## Items

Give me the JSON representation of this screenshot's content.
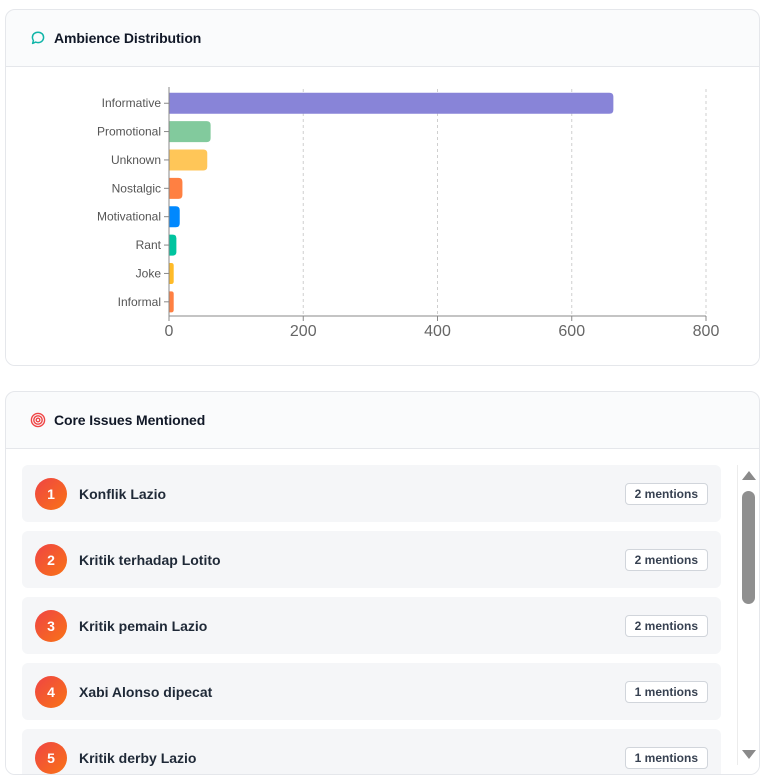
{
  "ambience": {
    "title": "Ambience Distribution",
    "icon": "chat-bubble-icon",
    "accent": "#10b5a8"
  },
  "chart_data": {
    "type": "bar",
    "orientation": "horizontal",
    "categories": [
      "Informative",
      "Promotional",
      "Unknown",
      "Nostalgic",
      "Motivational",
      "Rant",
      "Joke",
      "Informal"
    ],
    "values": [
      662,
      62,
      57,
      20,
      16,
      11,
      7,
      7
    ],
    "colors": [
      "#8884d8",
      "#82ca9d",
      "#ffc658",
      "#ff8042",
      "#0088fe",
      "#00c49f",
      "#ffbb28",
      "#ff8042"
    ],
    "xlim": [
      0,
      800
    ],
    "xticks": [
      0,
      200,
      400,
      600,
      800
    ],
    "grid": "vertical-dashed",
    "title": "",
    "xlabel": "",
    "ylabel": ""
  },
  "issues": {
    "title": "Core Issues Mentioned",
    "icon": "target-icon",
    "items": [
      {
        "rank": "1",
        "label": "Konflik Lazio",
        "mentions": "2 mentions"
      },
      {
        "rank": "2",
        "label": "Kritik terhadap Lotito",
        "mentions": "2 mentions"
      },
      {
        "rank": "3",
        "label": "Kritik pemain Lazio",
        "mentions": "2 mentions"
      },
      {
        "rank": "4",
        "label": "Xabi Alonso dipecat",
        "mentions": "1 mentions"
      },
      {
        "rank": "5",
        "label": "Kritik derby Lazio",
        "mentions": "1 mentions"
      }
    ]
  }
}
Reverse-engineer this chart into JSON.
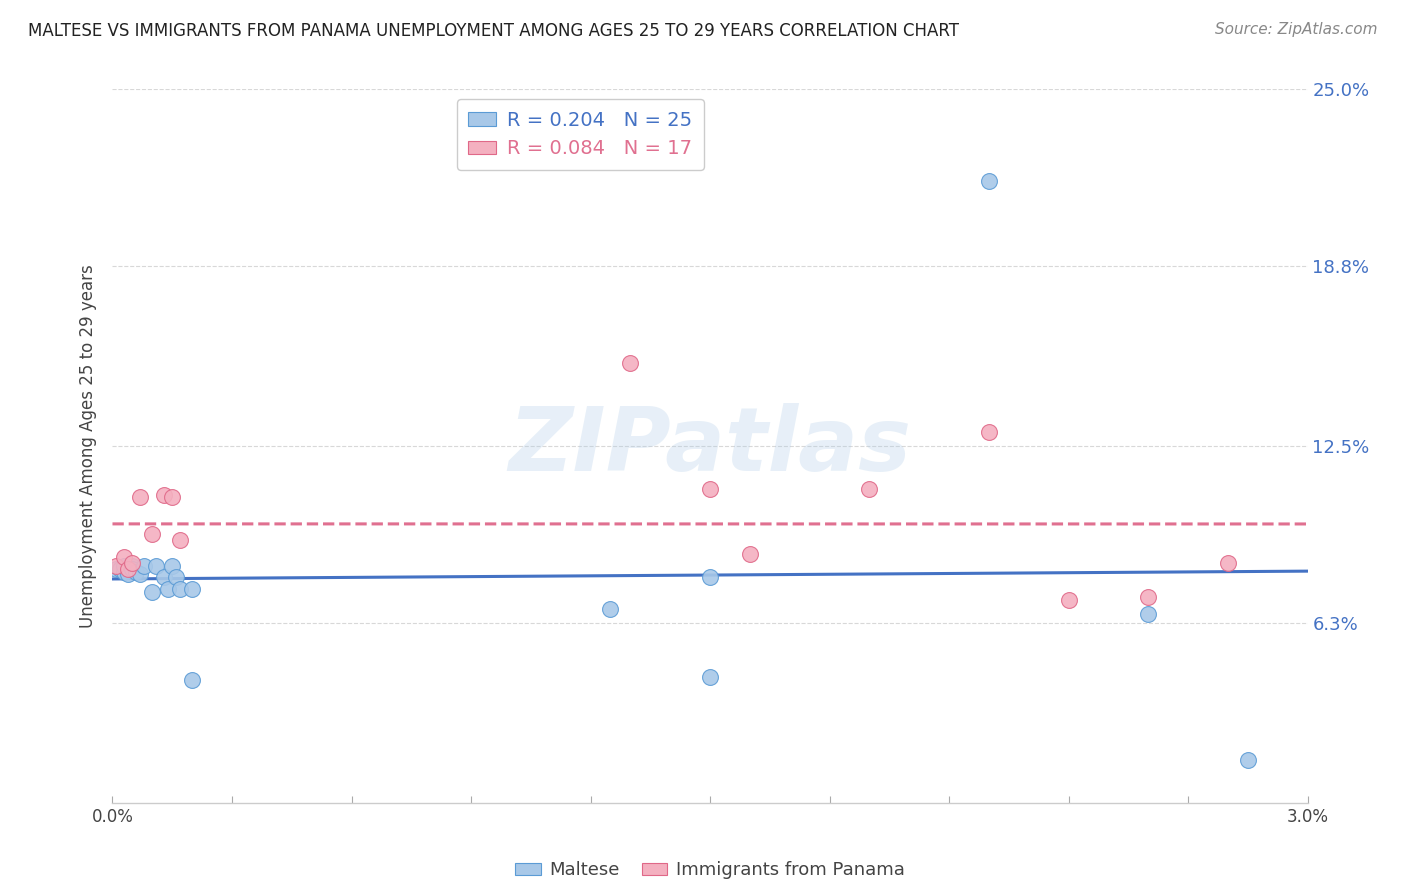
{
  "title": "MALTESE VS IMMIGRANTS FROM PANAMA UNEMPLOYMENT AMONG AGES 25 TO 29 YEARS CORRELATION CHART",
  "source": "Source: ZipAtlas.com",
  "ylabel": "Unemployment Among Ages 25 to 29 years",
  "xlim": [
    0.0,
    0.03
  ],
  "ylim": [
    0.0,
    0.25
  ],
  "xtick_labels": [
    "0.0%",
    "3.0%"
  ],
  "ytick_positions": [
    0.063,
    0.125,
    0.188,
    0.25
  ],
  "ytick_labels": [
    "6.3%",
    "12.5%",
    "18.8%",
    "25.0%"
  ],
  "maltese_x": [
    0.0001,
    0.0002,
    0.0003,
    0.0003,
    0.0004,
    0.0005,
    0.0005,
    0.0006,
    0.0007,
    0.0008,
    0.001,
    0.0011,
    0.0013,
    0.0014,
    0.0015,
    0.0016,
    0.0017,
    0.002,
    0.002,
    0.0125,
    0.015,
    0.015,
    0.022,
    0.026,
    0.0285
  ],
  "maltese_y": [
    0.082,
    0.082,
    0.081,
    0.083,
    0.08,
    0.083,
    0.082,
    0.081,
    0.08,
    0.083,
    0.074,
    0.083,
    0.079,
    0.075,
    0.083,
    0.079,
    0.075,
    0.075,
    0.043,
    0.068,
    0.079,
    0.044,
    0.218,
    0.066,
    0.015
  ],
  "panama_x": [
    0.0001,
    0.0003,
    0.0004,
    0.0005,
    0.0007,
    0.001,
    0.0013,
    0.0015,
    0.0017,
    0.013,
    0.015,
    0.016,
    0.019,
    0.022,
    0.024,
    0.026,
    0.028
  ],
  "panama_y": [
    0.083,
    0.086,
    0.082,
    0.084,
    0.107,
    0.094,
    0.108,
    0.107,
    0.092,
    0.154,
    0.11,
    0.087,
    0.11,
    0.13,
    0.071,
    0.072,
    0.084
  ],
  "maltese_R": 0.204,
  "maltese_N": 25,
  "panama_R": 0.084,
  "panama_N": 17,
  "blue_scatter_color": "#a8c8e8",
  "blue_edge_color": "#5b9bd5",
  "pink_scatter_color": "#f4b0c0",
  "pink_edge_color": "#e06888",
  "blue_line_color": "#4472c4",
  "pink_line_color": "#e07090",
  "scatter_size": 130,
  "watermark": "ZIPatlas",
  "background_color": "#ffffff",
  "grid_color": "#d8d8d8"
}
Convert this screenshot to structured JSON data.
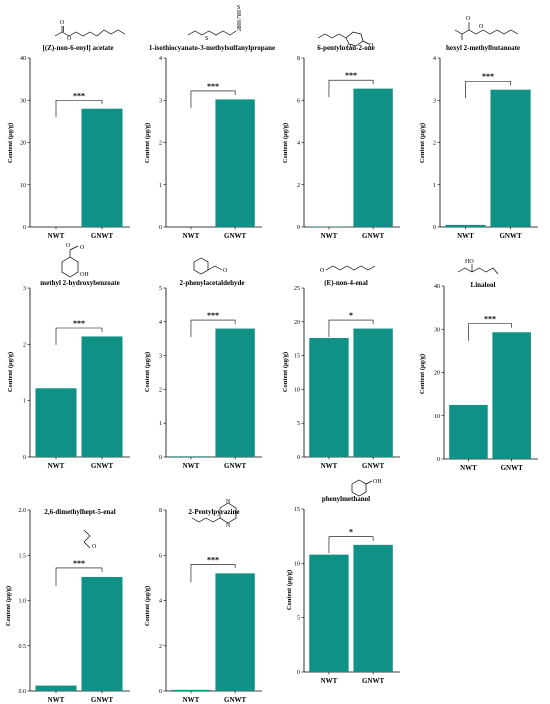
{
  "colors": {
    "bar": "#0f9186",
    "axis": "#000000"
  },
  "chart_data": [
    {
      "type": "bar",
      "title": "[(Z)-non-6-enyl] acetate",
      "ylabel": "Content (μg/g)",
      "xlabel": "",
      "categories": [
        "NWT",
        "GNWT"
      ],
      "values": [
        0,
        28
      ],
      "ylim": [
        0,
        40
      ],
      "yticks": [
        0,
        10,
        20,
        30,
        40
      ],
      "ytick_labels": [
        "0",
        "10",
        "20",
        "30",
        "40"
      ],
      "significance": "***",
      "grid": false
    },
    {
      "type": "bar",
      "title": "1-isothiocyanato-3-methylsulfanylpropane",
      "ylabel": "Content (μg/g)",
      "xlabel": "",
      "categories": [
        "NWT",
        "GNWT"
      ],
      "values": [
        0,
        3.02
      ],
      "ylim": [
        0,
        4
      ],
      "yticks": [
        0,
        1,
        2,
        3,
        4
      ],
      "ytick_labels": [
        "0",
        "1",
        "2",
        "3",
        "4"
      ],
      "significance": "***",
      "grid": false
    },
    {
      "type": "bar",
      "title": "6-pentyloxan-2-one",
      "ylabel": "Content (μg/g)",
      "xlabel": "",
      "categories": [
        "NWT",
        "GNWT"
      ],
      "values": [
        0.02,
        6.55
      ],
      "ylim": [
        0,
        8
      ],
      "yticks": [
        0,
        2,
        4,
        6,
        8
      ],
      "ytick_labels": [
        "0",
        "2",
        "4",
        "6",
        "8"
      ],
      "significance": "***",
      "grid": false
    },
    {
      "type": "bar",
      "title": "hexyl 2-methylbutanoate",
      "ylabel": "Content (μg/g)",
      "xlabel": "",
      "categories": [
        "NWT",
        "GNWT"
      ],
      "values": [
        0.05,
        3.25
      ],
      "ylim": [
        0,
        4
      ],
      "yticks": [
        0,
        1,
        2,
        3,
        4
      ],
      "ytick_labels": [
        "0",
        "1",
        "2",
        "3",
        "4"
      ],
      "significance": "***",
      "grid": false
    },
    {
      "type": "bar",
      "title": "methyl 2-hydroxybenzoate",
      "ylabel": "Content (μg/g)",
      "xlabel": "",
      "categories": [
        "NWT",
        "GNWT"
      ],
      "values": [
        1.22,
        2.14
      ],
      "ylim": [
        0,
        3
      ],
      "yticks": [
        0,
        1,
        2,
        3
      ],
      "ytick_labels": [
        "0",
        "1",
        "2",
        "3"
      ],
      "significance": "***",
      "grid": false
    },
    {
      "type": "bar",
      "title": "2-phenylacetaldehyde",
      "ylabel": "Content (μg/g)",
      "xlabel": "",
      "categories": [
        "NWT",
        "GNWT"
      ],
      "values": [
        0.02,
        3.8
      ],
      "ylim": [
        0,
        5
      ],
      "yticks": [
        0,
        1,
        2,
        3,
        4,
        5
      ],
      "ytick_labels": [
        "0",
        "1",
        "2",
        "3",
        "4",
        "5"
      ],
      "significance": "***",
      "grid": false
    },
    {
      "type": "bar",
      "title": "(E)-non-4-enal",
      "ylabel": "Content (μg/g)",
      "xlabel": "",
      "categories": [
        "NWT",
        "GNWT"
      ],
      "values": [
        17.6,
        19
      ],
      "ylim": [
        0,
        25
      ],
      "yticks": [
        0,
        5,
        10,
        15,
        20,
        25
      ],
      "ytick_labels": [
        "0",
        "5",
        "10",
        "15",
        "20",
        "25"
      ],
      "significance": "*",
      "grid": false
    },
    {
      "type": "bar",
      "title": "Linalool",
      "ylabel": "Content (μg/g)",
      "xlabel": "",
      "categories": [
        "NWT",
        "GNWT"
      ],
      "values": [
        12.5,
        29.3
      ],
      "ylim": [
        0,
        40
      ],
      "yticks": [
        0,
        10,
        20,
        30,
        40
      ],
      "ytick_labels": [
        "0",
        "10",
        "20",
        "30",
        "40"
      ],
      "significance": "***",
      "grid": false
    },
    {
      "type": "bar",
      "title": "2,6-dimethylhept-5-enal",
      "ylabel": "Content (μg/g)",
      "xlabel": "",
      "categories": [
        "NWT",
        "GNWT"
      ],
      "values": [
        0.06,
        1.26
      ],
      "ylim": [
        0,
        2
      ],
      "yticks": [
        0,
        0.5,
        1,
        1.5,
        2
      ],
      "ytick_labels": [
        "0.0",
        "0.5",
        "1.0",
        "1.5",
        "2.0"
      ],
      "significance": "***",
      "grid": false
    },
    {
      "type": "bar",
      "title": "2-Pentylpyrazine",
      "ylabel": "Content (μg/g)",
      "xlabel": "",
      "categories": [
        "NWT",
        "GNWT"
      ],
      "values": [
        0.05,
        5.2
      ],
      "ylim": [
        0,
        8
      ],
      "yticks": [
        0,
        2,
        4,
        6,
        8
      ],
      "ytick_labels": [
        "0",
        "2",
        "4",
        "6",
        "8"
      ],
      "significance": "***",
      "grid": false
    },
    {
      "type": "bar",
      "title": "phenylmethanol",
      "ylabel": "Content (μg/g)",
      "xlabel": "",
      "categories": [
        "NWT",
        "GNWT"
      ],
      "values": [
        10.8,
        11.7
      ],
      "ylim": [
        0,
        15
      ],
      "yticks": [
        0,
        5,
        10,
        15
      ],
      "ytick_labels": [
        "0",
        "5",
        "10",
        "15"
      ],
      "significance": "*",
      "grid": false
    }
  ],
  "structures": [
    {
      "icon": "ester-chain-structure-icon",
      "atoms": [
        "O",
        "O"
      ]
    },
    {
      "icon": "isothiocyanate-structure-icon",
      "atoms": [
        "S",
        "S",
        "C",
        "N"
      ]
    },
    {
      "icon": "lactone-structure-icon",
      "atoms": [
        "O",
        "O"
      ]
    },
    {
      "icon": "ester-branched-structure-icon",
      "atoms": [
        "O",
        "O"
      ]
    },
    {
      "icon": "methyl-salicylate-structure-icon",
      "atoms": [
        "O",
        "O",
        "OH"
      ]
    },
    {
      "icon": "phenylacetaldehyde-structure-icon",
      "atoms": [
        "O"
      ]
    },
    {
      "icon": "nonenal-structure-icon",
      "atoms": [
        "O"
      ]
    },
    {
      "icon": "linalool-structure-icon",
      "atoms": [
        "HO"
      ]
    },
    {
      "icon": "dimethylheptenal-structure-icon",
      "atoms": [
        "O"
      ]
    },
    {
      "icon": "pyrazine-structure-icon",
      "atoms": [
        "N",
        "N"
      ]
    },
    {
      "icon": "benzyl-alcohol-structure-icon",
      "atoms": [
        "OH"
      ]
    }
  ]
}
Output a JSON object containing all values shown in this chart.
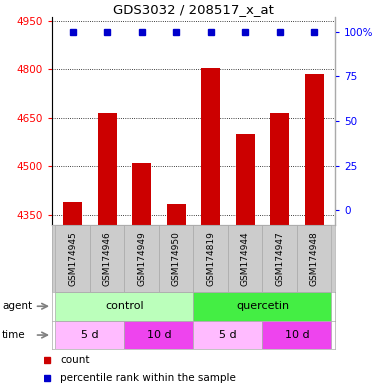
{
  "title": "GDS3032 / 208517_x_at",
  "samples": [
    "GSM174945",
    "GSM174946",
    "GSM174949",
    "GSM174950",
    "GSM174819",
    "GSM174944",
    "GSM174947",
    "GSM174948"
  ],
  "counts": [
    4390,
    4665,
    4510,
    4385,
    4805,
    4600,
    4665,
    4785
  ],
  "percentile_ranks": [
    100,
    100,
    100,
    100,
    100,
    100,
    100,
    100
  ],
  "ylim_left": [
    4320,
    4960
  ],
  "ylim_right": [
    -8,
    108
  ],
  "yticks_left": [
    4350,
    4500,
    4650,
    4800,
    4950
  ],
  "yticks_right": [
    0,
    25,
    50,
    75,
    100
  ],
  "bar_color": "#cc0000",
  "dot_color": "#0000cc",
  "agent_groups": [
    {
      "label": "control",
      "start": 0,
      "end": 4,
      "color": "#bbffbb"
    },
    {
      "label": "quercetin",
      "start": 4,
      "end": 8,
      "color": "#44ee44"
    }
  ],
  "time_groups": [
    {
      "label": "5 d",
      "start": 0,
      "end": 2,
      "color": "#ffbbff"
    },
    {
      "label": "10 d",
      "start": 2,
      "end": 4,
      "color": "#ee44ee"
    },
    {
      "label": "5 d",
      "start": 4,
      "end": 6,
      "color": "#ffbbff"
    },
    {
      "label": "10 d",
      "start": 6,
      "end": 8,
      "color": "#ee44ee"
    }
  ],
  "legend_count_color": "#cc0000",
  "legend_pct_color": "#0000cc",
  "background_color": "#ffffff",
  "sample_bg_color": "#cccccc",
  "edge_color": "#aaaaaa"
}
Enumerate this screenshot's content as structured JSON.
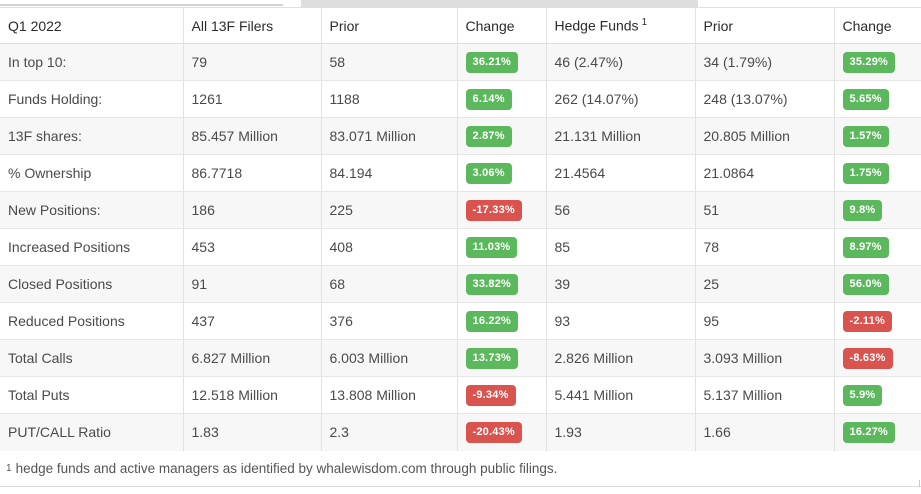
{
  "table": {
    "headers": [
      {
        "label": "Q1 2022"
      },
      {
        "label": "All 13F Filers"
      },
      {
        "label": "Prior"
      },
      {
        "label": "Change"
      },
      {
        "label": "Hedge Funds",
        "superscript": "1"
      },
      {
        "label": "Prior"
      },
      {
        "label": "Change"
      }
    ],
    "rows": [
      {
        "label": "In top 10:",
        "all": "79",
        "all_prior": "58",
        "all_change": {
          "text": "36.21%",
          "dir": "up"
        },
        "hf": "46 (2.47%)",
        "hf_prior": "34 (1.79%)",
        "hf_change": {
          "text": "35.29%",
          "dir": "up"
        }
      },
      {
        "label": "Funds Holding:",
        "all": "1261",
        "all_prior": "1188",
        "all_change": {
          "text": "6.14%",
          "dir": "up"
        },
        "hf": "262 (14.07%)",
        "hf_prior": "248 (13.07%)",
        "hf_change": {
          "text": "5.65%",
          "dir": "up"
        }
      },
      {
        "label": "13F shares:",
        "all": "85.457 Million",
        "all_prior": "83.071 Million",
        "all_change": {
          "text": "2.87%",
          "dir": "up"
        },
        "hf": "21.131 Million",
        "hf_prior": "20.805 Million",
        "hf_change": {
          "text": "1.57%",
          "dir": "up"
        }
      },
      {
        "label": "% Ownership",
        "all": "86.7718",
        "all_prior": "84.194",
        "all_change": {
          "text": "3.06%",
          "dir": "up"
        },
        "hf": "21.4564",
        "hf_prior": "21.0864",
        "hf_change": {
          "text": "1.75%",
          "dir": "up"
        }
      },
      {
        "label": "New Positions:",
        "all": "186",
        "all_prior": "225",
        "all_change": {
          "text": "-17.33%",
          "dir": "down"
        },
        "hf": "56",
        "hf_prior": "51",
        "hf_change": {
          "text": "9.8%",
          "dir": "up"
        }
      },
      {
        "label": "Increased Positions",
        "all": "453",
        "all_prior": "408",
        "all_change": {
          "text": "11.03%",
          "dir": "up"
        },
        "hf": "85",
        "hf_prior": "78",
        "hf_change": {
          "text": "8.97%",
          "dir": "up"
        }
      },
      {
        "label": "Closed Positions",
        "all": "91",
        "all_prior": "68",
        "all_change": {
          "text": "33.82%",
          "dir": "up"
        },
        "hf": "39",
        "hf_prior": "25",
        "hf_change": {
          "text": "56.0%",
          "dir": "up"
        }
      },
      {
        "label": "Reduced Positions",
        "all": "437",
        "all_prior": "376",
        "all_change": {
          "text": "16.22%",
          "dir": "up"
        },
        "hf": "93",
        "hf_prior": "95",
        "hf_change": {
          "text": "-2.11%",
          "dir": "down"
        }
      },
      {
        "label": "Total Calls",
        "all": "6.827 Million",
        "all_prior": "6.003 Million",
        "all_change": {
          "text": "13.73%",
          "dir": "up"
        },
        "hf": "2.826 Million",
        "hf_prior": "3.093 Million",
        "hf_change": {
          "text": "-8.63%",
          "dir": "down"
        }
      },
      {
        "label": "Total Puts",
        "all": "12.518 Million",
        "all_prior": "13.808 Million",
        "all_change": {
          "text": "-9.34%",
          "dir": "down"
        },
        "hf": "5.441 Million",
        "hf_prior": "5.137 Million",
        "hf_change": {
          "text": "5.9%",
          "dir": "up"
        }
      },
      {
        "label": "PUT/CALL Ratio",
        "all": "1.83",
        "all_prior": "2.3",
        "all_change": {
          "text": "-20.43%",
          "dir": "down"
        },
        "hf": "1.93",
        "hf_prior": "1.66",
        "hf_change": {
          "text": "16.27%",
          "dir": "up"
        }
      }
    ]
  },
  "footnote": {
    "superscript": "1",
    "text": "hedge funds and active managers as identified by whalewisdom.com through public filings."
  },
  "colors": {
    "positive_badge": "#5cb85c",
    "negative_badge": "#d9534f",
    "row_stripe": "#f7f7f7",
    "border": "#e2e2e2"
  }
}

## Objective
Report only how many lines in the entries contain "JSON".

## Task output
5